Work to be completed — Copy each line with the word "JSON" in it.

Data provided —

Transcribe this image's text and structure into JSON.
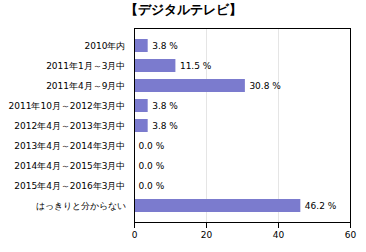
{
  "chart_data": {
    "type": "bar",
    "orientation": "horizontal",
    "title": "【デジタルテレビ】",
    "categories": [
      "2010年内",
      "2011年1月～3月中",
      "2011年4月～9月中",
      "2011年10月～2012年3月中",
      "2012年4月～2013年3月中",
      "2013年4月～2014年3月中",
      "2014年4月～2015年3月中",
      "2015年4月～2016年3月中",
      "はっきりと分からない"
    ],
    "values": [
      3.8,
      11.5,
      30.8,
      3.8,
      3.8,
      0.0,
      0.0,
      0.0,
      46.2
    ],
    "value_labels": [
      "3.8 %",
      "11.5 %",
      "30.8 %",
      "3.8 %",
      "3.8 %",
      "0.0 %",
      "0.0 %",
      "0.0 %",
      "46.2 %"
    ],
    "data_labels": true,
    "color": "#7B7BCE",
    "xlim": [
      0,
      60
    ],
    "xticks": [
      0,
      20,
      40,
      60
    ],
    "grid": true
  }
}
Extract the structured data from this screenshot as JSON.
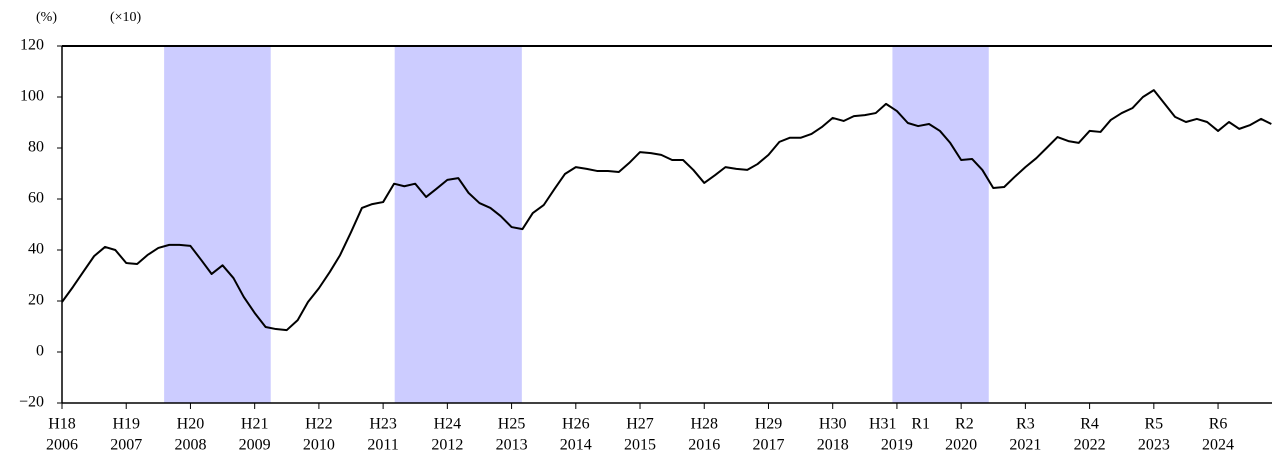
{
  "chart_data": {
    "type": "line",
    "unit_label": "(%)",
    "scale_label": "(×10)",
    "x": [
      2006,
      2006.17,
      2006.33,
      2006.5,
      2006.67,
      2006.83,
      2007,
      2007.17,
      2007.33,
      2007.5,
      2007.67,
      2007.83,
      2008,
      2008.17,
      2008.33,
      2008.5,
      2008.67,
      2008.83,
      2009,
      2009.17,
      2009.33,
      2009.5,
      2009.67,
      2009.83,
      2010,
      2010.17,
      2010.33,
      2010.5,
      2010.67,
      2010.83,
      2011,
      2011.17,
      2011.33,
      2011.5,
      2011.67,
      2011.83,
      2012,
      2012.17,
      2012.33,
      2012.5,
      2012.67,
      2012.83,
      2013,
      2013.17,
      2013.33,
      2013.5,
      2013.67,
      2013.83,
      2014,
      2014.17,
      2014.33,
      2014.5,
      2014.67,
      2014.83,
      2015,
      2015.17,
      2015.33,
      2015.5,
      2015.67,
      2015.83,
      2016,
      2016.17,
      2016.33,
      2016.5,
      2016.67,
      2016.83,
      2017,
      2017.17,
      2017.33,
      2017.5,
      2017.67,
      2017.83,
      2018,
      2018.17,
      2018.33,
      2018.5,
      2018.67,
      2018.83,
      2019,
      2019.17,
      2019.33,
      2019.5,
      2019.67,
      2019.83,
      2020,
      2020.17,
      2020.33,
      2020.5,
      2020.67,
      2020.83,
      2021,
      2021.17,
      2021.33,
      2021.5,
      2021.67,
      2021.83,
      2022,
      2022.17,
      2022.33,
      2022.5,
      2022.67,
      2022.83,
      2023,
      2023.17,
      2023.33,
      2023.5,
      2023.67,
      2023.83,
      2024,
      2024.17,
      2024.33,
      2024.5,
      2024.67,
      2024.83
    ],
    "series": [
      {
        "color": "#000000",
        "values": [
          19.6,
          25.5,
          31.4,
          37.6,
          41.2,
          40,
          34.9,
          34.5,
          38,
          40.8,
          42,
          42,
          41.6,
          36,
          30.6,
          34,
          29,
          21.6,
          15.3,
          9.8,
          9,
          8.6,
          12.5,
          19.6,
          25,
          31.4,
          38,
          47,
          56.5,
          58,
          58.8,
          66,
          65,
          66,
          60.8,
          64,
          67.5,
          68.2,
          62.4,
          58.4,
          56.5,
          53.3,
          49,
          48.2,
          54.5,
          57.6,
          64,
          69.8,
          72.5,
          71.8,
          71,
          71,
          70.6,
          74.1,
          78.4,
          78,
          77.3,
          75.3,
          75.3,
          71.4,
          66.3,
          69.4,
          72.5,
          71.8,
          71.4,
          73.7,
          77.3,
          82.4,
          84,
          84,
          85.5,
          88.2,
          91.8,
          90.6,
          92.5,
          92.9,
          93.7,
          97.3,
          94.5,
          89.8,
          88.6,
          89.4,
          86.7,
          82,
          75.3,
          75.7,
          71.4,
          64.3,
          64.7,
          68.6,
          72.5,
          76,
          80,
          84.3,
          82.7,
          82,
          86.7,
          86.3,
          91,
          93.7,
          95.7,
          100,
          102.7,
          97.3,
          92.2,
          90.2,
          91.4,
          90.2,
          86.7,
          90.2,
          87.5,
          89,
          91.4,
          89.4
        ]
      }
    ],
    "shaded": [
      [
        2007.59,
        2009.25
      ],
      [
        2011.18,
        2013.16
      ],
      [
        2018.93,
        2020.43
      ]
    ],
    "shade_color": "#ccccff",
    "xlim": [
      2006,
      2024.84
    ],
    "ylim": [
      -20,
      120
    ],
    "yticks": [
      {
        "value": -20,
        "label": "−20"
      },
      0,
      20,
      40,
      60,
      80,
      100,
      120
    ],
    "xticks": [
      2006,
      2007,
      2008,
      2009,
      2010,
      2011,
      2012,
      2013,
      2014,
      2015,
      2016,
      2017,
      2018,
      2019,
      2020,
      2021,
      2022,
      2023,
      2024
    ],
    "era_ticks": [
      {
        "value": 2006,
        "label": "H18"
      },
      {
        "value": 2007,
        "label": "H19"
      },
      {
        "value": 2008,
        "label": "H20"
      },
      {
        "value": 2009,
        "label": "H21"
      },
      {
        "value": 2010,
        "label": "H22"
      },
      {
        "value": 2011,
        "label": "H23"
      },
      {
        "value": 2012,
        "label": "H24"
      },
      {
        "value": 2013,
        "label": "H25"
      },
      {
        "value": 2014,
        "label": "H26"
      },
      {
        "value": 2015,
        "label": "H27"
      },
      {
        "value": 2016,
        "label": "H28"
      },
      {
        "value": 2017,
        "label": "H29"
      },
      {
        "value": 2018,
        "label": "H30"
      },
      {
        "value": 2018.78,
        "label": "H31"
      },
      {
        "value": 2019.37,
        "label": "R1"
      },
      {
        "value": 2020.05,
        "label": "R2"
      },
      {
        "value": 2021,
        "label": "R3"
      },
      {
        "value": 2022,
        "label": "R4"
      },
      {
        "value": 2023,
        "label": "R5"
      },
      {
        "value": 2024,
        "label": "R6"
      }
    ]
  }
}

--

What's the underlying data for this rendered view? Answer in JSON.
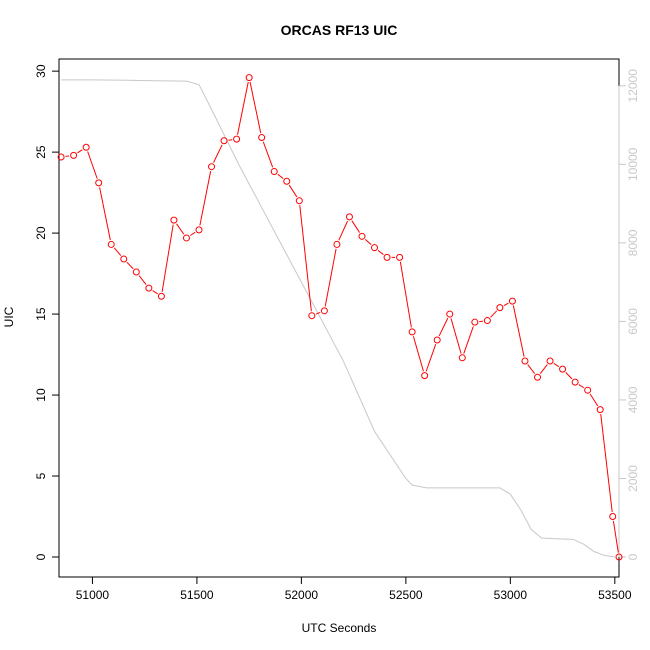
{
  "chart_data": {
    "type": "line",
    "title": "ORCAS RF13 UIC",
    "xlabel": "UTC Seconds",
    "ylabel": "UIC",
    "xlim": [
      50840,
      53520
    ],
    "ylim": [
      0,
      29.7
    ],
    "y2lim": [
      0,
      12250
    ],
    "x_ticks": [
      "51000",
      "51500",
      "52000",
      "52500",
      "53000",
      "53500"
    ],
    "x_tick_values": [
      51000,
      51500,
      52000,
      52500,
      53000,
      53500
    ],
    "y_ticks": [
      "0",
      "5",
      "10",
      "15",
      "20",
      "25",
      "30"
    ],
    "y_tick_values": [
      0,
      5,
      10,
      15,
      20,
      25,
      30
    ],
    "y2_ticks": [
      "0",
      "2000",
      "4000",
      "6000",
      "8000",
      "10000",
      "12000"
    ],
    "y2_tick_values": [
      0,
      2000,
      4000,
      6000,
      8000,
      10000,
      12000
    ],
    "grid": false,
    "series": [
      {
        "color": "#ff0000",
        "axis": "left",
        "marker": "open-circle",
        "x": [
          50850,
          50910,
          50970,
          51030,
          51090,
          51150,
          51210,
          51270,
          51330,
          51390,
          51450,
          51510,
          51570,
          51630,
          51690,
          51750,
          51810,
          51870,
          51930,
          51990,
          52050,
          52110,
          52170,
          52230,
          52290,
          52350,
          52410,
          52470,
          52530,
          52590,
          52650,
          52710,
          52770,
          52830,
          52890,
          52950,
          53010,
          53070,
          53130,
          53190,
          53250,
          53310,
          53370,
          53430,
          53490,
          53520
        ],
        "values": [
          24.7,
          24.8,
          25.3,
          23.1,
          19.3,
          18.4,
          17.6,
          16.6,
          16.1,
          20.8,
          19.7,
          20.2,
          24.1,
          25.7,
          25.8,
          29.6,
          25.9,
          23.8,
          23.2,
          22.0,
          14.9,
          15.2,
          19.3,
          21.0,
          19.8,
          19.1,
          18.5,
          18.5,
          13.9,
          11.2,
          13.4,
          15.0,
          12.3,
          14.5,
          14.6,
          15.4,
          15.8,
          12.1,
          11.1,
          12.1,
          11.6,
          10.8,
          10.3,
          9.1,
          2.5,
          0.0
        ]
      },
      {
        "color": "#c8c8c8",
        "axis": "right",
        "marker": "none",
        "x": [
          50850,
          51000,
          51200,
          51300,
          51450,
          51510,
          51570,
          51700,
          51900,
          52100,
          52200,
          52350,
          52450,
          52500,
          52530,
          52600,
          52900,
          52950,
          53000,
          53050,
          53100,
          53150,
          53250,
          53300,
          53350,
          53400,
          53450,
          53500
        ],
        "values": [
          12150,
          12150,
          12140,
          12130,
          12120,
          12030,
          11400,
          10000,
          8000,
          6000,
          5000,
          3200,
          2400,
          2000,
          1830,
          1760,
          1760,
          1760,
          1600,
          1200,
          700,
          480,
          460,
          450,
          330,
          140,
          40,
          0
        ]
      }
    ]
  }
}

Result for this exercise —
Transcribe this image's text and structure into JSON.
Extract the structured data from this screenshot as JSON.
What's the underlying data for this rendered view? Answer in JSON.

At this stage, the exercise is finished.